* START Dataset records *

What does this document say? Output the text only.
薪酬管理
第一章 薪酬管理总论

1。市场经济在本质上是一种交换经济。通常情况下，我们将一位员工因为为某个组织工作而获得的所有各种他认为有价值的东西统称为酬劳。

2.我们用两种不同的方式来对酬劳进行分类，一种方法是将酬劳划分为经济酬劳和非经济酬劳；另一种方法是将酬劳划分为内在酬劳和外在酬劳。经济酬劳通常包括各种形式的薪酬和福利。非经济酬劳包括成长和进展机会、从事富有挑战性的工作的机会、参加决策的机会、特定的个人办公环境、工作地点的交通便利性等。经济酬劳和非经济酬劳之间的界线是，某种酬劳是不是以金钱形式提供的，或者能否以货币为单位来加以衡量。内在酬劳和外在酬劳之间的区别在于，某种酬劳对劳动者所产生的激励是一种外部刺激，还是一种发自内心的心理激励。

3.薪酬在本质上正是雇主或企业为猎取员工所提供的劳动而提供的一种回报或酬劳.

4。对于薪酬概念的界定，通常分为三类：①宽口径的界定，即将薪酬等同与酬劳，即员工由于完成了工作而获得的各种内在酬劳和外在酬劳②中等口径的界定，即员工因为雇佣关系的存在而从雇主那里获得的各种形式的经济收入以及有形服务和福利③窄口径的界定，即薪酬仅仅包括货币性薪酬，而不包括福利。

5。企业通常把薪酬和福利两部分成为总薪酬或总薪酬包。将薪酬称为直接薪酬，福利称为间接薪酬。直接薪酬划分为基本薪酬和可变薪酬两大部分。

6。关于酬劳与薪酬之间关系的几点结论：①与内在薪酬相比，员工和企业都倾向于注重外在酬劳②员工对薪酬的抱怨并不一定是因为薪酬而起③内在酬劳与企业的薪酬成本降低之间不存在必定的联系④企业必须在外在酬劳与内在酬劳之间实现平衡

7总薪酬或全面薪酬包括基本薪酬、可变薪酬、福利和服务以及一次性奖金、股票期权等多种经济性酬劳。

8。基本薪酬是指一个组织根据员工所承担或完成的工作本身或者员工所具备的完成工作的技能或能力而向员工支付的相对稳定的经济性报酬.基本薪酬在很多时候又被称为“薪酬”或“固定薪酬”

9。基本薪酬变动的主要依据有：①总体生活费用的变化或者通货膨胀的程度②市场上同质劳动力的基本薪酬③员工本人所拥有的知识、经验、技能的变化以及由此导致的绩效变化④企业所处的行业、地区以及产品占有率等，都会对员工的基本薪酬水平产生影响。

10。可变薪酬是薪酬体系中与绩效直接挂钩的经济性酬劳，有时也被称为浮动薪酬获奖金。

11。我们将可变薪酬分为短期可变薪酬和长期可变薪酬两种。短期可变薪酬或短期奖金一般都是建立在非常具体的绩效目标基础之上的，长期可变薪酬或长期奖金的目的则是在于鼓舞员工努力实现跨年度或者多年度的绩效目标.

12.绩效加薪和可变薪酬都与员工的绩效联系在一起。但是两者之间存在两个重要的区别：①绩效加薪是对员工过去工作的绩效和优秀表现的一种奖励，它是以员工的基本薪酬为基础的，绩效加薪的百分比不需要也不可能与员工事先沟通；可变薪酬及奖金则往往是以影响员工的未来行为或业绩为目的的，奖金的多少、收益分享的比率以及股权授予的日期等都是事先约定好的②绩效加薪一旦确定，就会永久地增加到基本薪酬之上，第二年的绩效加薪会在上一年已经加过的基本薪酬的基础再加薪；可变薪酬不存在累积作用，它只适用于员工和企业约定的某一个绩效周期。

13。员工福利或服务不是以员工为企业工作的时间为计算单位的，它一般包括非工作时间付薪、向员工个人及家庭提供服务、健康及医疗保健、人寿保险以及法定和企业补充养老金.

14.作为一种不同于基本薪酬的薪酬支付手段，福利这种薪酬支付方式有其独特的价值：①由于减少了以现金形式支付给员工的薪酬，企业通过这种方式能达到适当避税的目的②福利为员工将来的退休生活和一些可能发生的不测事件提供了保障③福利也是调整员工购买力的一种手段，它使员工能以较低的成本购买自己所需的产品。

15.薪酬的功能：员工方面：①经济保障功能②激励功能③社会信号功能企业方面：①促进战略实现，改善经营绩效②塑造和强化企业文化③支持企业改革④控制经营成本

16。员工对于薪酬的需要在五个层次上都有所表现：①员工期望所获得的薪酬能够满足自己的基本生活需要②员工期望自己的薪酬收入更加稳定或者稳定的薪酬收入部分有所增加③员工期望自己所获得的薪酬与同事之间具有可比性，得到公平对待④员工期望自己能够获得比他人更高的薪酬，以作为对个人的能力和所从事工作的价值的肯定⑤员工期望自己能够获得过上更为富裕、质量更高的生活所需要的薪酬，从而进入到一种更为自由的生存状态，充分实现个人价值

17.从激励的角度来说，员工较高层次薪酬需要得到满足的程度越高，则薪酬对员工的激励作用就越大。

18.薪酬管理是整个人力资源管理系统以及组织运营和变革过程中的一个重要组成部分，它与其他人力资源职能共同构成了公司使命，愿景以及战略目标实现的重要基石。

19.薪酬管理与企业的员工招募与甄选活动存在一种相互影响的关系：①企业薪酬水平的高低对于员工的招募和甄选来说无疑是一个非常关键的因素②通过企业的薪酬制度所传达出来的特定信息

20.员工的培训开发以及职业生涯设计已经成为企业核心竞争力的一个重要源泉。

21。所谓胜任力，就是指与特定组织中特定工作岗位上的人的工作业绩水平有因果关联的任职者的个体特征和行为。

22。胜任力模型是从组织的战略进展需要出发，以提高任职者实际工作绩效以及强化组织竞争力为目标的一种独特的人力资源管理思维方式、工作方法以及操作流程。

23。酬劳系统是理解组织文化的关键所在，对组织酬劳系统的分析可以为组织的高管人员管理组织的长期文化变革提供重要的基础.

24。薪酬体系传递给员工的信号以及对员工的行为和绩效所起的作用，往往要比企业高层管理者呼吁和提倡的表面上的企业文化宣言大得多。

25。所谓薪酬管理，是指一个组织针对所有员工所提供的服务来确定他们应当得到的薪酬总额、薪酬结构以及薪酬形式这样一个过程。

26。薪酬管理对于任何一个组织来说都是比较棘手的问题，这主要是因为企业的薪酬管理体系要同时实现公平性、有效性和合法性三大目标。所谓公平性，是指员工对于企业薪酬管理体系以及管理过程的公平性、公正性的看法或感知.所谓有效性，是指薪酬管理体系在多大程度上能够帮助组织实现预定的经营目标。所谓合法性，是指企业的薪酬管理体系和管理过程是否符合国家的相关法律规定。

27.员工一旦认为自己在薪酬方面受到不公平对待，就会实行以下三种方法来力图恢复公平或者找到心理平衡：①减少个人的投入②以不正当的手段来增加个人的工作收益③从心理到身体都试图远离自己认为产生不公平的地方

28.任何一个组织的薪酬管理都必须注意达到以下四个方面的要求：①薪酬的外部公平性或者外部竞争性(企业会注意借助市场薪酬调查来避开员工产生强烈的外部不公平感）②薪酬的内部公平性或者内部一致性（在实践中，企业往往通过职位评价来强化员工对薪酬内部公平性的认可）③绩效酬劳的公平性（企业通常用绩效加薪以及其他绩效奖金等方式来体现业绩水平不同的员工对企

* END Dataset records *

▶ _The problem_: Retype the listing above in full, with no alterations.

▶ _Result_:
What does this document say? Output the text only.
薪酬管理
第一章 薪酬管理总论

1。市场经济在本质上是一种交换经济。通常情况下，我们将一位员工因为为某个组织工作而获得的所有各种他认为有价值的东西统称为酬劳。

2.我们用两种不同的方式来对酬劳进行分类，一种方法是将酬劳划分为经济酬劳和非经济酬劳；另一种方法是将酬劳划分为内在酬劳和外在酬劳。经济酬劳通常包括各种形式的薪酬和福利。非经济酬劳包括成长和进展机会、从事富有挑战性的工作的机会、参加决策的机会、特定的个人办公环境、工作地点的交通便利性等。经济酬劳和非经济酬劳之间的界线是，某种酬劳是不是以金钱形式提供的，或者能否以货币为单位来加以衡量。内在酬劳和外在酬劳之间的区别在于，某种酬劳对劳动者所产生的激励是一种外部刺激，还是一种发自内心的心理激励。

3.薪酬在本质上正是雇主或企业为猎取员工所提供的劳动而提供的一种回报或酬劳.

4。对于薪酬概念的界定，通常分为三类：①宽口径的界定，即将薪酬等同与酬劳，即员工由于完成了工作而获得的各种内在酬劳和外在酬劳②中等口径的界定，即员工因为雇佣关系的存在而从雇主那里获得的各种形式的经济收入以及有形服务和福利③窄口径的界定，即薪酬仅仅包括货币性薪酬，而不包括福利。

5。企业通常把薪酬和福利两部分成为总薪酬或总薪酬包。将薪酬称为直接薪酬，福利称为间接薪酬。直接薪酬划分为基本薪酬和可变薪酬两大部分。

6。关于酬劳与薪酬之间关系的几点结论：①与内在薪酬相比，员工和企业都倾向于注重外在酬劳②员工对薪酬的抱怨并不一定是因为薪酬而起③内在酬劳与企业的薪酬成本降低之间不存在必定的联系④企业必须在外在酬劳与内在酬劳之间实现平衡

7总薪酬或全面薪酬包括基本薪酬、可变薪酬、福利和服务以及一次性奖金、股票期权等多种经济性酬劳。

8。基本薪酬是指一个组织根据员工所承担或完成的工作本身或者员工所具备的完成工作的技能或能力而向员工支付的相对稳定的经济性报酬.基本薪酬在很多时候又被称为“薪酬”或“固定薪酬”

9。基本薪酬变动的主要依据有：①总体生活费用的变化或者通货膨胀的程度②市场上同质劳动力的基本薪酬③员工本人所拥有的知识、经验、技能的变化以及由此导致的绩效变化④企业所处的行业、地区以及产品占有率等，都会对员工的基本薪酬水平产生影响。

10。可变薪酬是薪酬体系中与绩效直接挂钩的经济性酬劳，有时也被称为浮动薪酬获奖金。

11。我们将可变薪酬分为短期可变薪酬和长期可变薪酬两种。短期可变薪酬或短期奖金一般都是建立在非常具体的绩效目标基础之上的，长期可变薪酬或长期奖金的目的则是在于鼓舞员工努力实现跨年度或者多年度的绩效目标.

12.绩效加薪和可变薪酬都与员工的绩效联系在一起。但是两者之间存在两个重要的区别：①绩效加薪是对员工过去工作的绩效和优秀表现的一种奖励，它是以员工的基本薪酬为基础的，绩效加薪的百分比不需要也不可能与员工事先沟通；可变薪酬及奖金则往往是以影响员工的未来行为或业绩为目的的，奖金的多少、收益分享的比率以及股权授予的日期等都是事先约定好的②绩效加薪一旦确定，就会永久地增加到基本薪酬之上，第二年的绩效加薪会在上一年已经加过的基本薪酬的基础再加薪；可变薪酬不存在累积作用，它只适用于员工和企业约定的某一个绩效周期。

13。员工福利或服务不是以员工为企业工作的时间为计算单位的，它一般包括非工作时间付薪、向员工个人及家庭提供服务、健康及医疗保健、人寿保险以及法定和企业补充养老金.

14.作为一种不同于基本薪酬的薪酬支付手段，福利这种薪酬支付方式有其独特的价值：①由于减少了以现金形式支付给员工的薪酬，企业通过这种方式能达到适当避税的目的②福利为员工将来的退休生活和一些可能发生的不测事件提供了保障③福利也是调整员工购买力的一种手段，它使员工能以较低的成本购买自己所需的产品。

15.薪酬的功能：员工方面：①经济保障功能②激励功能③社会信号功能企业方面：①促进战略实现，改善经营绩效②塑造和强化企业文化③支持企业改革④控制经营成本

16。员工对于薪酬的需要在五个层次上都有所表现：①员工期望所获得的薪酬能够满足自己的基本生活需要②员工期望自己的薪酬收入更加稳定或者稳定的薪酬收入部分有所增加③员工期望自己所获得的薪酬与同事之间具有可比性，得到公平对待④员工期望自己能够获得比他人更高的薪酬，以作为对个人的能力和所从事工作的价值的肯定⑤员工期望自己能够获得过上更为富裕、质量更高的生活所需要的薪酬，从而进入到一种更为自由的生存状态，充分实现个人价值

17.从激励的角度来说，员工较高层次薪酬需要得到满足的程度越高，则薪酬对员工的激励作用就越大。

18.薪酬管理是整个人力资源管理系统以及组织运营和变革过程中的一个重要组成部分，它与其他人力资源职能共同构成了公司使命，愿景以及战略目标实现的重要基石。

19.薪酬管理与企业的员工招募与甄选活动存在一种相互影响的关系：①企业薪酬水平的高低对于员工的招募和甄选来说无疑是一个非常关键的因素②通过企业的薪酬制度所传达出来的特定信息

20.员工的培训开发以及职业生涯设计已经成为企业核心竞争力的一个重要源泉。

21。所谓胜任力，就是指与特定组织中特定工作岗位上的人的工作业绩水平有因果关联的任职者的个体特征和行为。

22。胜任力模型是从组织的战略进展需要出发，以提高任职者实际工作绩效以及强化组织竞争力为目标的一种独特的人力资源管理思维方式、工作方法以及操作流程。

23。酬劳系统是理解组织文化的关键所在，对组织酬劳系统的分析可以为组织的高管人员管理组织的长期文化变革提供重要的基础.

24。薪酬体系传递给员工的信号以及对员工的行为和绩效所起的作用，往往要比企业高层管理者呼吁和提倡的表面上的企业文化宣言大得多。

25。所谓薪酬管理，是指一个组织针对所有员工所提供的服务来确定他们应当得到的薪酬总额、薪酬结构以及薪酬形式这样一个过程。

26。薪酬管理对于任何一个组织来说都是比较棘手的问题，这主要是因为企业的薪酬管理体系要同时实现公平性、有效性和合法性三大目标。所谓公平性，是指员工对于企业薪酬管理体系以及管理过程的公平性、公正性的看法或感知.所谓有效性，是指薪酬管理体系在多大程度上能够帮助组织实现预定的经营目标。所谓合法性，是指企业的薪酬管理体系和管理过程是否符合国家的相关法律规定。

27.员工一旦认为自己在薪酬方面受到不公平对待，就会实行以下三种方法来力图恢复公平或者找到心理平衡：①减少个人的投入②以不正当的手段来增加个人的工作收益③从心理到身体都试图远离自己认为产生不公平的地方

28.任何一个组织的薪酬管理都必须注意达到以下四个方面的要求：①薪酬的外部公平性或者外部竞争性(企业会注意借助市场薪酬调查来避开员工产生强烈的外部不公平感）②薪酬的内部公平性或者内部一致性（在实践中，企业往往通过职位评价来强化员工对薪酬内部公平性的认可）③绩效酬劳的公平性（企业通常用绩效加薪以及其他绩效奖金等方式来体现业绩水平不同的员工对企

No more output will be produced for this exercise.